[Passage provided]
* * * *

When we were able to see Joe again, all I wanted to do was make him better, I would have done anything to swap places with him, to take away any pain that he was feeling. I could not understand how something so little could deal with all this. People tried to reassure me that he wasn't in any pain, and that babies are very strong, but at the time, I didn't believe them

I remember ringing my mum to say what had happened, but that's all I really remember from that day, apart from going to bed and not wanting to sleep in case anything happened. I remember laying in bed thinking that if anything else does happen, and Joe has another cardiac arrest, then enough is enough.

This is Joe before his operation. The nurse had to put a line into a vein in his head as they were
struggling to get into veins in his legs and arms.
This is Joe's bed space. Phil was not able to fit the ventilator into the picture. The machines on the left hand side of the picture are the different
medications helping to keep Joe alive.
This was taken just after Joe's operation.
This was taken just after Joe's 4Th cardiac arrest after his operation. He looked really grey.

* * * *

[Data for review]

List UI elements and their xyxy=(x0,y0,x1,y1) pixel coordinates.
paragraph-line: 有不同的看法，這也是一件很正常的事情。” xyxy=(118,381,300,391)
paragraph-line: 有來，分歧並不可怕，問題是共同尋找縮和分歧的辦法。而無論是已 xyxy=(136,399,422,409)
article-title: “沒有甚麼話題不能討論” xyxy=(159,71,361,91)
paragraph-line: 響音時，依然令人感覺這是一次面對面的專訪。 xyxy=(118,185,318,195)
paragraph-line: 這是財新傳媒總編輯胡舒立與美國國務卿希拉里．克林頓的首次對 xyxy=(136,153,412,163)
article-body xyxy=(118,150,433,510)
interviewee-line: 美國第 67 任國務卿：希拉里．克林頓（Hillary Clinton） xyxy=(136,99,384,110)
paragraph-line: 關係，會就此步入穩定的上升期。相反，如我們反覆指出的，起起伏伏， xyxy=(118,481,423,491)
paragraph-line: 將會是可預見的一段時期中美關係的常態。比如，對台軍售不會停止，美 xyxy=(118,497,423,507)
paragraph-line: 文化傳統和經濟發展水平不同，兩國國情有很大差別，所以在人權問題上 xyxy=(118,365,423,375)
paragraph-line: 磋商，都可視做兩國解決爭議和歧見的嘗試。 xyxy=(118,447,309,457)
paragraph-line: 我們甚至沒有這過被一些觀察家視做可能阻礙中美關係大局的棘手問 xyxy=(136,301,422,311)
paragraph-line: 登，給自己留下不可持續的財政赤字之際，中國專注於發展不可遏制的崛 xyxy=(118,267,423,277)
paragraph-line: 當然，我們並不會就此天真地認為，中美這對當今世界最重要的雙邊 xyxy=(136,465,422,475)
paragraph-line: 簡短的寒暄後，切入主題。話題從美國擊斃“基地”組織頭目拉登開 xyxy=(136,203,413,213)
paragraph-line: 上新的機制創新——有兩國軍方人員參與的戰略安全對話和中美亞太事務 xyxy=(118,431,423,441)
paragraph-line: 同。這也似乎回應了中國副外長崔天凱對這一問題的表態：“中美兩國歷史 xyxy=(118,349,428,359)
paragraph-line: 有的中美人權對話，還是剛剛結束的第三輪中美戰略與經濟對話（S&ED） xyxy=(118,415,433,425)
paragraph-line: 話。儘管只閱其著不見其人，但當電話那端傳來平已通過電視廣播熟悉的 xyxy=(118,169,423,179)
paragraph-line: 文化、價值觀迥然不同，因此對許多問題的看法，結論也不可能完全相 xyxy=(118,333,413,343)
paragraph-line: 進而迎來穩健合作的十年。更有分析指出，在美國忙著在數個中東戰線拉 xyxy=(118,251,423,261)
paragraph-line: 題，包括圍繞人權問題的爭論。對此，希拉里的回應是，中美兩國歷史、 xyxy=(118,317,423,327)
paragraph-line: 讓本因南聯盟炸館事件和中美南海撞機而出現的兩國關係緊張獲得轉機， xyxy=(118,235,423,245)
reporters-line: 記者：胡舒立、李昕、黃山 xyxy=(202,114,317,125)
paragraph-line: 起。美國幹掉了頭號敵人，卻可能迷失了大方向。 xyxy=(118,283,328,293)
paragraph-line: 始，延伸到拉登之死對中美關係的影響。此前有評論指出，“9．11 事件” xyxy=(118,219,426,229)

* * * *

[What you will do]
1 - According to the passage about Joe, why did the nurse put a line into a vein in his head before his operation?
2 - Reproduce the passage about Joe word for word, from "This is Joe's" to "keep Joe alive.".
Rely only on the text itself, not on the records.

[Task-by-task outputs]
1 - The nurse put the line into a vein in Joe's head because they were struggling to get into the veins in his legs and arms.

2 -
This is Joe's bed space. Phil was not able to fit the ventilator into the picture. The machines on the left hand side of the picture are the different
medications helping to keep Joe alive.